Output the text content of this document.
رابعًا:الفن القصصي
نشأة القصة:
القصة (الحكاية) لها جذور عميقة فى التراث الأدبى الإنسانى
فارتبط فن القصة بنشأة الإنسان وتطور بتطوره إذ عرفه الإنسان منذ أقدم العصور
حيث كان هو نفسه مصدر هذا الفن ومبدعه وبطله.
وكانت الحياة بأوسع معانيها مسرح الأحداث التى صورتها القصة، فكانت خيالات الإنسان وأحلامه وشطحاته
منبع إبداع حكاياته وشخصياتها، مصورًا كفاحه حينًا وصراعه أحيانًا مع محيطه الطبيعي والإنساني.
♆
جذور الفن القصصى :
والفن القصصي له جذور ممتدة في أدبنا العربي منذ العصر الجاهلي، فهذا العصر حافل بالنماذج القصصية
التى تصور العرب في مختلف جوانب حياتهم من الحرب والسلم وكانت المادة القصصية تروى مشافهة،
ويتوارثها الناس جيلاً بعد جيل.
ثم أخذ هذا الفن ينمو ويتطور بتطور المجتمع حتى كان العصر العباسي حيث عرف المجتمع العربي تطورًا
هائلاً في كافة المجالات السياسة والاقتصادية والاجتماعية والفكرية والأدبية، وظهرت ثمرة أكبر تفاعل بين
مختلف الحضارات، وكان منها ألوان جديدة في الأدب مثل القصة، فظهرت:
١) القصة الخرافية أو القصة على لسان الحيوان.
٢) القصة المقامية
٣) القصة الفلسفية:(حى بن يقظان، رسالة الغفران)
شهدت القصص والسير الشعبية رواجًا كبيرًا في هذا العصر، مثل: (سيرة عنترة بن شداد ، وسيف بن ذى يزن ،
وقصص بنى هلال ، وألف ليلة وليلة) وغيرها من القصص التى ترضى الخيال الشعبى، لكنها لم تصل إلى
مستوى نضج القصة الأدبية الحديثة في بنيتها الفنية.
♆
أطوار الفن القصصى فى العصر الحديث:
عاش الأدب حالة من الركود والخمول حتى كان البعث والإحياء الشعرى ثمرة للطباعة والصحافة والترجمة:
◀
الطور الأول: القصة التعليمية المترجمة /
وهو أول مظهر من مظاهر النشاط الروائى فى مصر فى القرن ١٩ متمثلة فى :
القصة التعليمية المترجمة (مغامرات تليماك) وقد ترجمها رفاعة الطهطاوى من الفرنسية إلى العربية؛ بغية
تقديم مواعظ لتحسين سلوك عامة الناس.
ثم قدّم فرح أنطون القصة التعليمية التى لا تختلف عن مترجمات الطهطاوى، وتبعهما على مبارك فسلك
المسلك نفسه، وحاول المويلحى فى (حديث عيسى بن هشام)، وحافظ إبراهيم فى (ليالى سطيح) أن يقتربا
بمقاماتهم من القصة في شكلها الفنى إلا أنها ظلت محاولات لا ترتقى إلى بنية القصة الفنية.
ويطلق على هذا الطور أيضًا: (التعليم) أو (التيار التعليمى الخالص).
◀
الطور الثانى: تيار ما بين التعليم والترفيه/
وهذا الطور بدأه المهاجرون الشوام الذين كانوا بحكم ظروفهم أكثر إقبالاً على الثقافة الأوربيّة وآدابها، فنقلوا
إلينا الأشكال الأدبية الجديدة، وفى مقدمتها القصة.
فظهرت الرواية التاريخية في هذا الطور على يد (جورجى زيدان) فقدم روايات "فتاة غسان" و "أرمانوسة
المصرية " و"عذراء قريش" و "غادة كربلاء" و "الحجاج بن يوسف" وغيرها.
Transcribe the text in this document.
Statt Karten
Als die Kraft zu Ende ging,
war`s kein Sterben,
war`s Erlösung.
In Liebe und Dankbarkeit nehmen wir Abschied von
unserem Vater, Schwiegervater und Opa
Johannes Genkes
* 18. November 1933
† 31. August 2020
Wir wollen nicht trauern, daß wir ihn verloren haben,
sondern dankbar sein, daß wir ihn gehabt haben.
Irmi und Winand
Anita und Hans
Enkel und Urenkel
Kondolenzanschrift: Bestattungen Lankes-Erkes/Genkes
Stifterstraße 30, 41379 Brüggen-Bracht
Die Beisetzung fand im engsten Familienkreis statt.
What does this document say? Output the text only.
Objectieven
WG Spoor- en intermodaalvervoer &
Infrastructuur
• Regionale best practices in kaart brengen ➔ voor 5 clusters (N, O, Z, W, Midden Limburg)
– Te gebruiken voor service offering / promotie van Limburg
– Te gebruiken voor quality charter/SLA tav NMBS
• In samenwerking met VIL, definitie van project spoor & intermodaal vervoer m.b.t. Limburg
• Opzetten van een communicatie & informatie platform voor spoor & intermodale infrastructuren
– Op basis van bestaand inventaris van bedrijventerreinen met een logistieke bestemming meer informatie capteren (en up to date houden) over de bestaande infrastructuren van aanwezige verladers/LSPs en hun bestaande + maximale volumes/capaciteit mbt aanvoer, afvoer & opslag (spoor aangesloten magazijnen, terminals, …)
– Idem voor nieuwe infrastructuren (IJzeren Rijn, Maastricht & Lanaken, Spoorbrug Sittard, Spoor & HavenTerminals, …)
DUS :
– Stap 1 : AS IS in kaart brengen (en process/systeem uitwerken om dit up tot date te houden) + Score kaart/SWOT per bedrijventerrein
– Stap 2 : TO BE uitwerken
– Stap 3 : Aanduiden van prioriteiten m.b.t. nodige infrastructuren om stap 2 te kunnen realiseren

━━━━━━━━━━━━━━━━━━━━━━━━━━━━━━

- [AIM OF THE TASK]:
Every entry must be retyped in full, exactly as given.

- [ANSWER]:
Output the text content of this document.
رابعًا:الفن القصصي
نشأة القصة:
القصة (الحكاية) لها جذور عميقة فى التراث الأدبى الإنسانى
فارتبط فن القصة بنشأة الإنسان وتطور بتطوره إذ عرفه الإنسان منذ أقدم العصور
حيث كان هو نفسه مصدر هذا الفن ومبدعه وبطله.
وكانت الحياة بأوسع معانيها مسرح الأحداث التى صورتها القصة، فكانت خيالات الإنسان وأحلامه وشطحاته
منبع إبداع حكاياته وشخصياتها، مصورًا كفاحه حينًا وصراعه أحيانًا مع محيطه الطبيعي والإنساني.
♆
جذور الفن القصصى :
والفن القصصي له جذور ممتدة في أدبنا العربي منذ العصر الجاهلي، فهذا العصر حافل بالنماذج القصصية
التى تصور العرب في مختلف جوانب حياتهم من الحرب والسلم وكانت المادة القصصية تروى مشافهة،
ويتوارثها الناس جيلاً بعد جيل.
ثم أخذ هذا الفن ينمو ويتطور بتطور المجتمع حتى كان العصر العباسي حيث عرف المجتمع العربي تطورًا
هائلاً في كافة المجالات السياسة والاقتصادية والاجتماعية والفكرية والأدبية، وظهرت ثمرة أكبر تفاعل بين
مختلف الحضارات، وكان منها ألوان جديدة في الأدب مثل القصة، فظهرت:
١) القصة الخرافية أو القصة على لسان الحيوان.
٢) القصة المقامية
٣) القصة الفلسفية:(حى بن يقظان، رسالة الغفران)
شهدت القصص والسير الشعبية رواجًا كبيرًا في هذا العصر، مثل: (سيرة عنترة بن شداد ، وسيف بن ذى يزن ،
وقصص بنى هلال ، وألف ليلة وليلة) وغيرها من القصص التى ترضى الخيال الشعبى، لكنها لم تصل إلى
مستوى نضج القصة الأدبية الحديثة في بنيتها الفنية.
♆
أطوار الفن القصصى فى العصر الحديث:
عاش الأدب حالة من الركود والخمول حتى كان البعث والإحياء الشعرى ثمرة للطباعة والصحافة والترجمة:
◀
الطور الأول: القصة التعليمية المترجمة /
وهو أول مظهر من مظاهر النشاط الروائى فى مصر فى القرن ١٩ متمثلة فى :
القصة التعليمية المترجمة (مغامرات تليماك) وقد ترجمها رفاعة الطهطاوى من الفرنسية إلى العربية؛ بغية
تقديم مواعظ لتحسين سلوك عامة الناس.
ثم قدّم فرح أنطون القصة التعليمية التى لا تختلف عن مترجمات الطهطاوى، وتبعهما على مبارك فسلك
المسلك نفسه، وحاول المويلحى فى (حديث عيسى بن هشام)، وحافظ إبراهيم فى (ليالى سطيح) أن يقتربا
بمقاماتهم من القصة في شكلها الفنى إلا أنها ظلت محاولات لا ترتقى إلى بنية القصة الفنية.
ويطلق على هذا الطور أيضًا: (التعليم) أو (التيار التعليمى الخالص).
◀
الطور الثانى: تيار ما بين التعليم والترفيه/
وهذا الطور بدأه المهاجرون الشوام الذين كانوا بحكم ظروفهم أكثر إقبالاً على الثقافة الأوربيّة وآدابها، فنقلوا
إلينا الأشكال الأدبية الجديدة، وفى مقدمتها القصة.
فظهرت الرواية التاريخية في هذا الطور على يد (جورجى زيدان) فقدم روايات "فتاة غسان" و "أرمانوسة
المصرية " و"عذراء قريش" و "غادة كربلاء" و "الحجاج بن يوسف" وغيرها.
Transcribe the text in this document.
Statt Karten
Als die Kraft zu Ende ging,
war`s kein Sterben,
war`s Erlösung.
In Liebe und Dankbarkeit nehmen wir Abschied von
unserem Vater, Schwiegervater und Opa
Johannes Genkes
* 18. November 1933
† 31. August 2020
Wir wollen nicht trauern, daß wir ihn verloren haben,
sondern dankbar sein, daß wir ihn gehabt haben.
Irmi und Winand
Anita und Hans
Enkel und Urenkel
Kondolenzanschrift: Bestattungen Lankes-Erkes/Genkes
Stifterstraße 30, 41379 Brüggen-Bracht
Die Beisetzung fand im engsten Familienkreis statt.
What does this document say? Output the text only.
Objectieven
WG Spoor- en intermodaalvervoer &
Infrastructuur
• Regionale best practices in kaart brengen ➔ voor 5 clusters (N, O, Z, W, Midden Limburg)
– Te gebruiken voor service offering / promotie van Limburg
– Te gebruiken voor quality charter/SLA tav NMBS
• In samenwerking met VIL, definitie van project spoor & intermodaal vervoer m.b.t. Limburg
• Opzetten van een communicatie & informatie platform voor spoor & intermodale infrastructuren
– Op basis van bestaand inventaris van bedrijventerreinen met een logistieke bestemming meer informatie capteren (en up to date houden) over de bestaande infrastructuren van aanwezige verladers/LSPs en hun bestaande + maximale volumes/capaciteit mbt aanvoer, afvoer & opslag (spoor aangesloten magazijnen, terminals, …)
– Idem voor nieuwe infrastructuren (IJzeren Rijn, Maastricht & Lanaken, Spoorbrug Sittard, Spoor & HavenTerminals, …)
DUS :
– Stap 1 : AS IS in kaart brengen (en process/systeem uitwerken om dit up tot date te houden) + Score kaart/SWOT per bedrijventerrein
– Stap 2 : TO BE uitwerken
– Stap 3 : Aanduiden van prioriteiten m.b.t. nodige infrastructuren om stap 2 te kunnen realiseren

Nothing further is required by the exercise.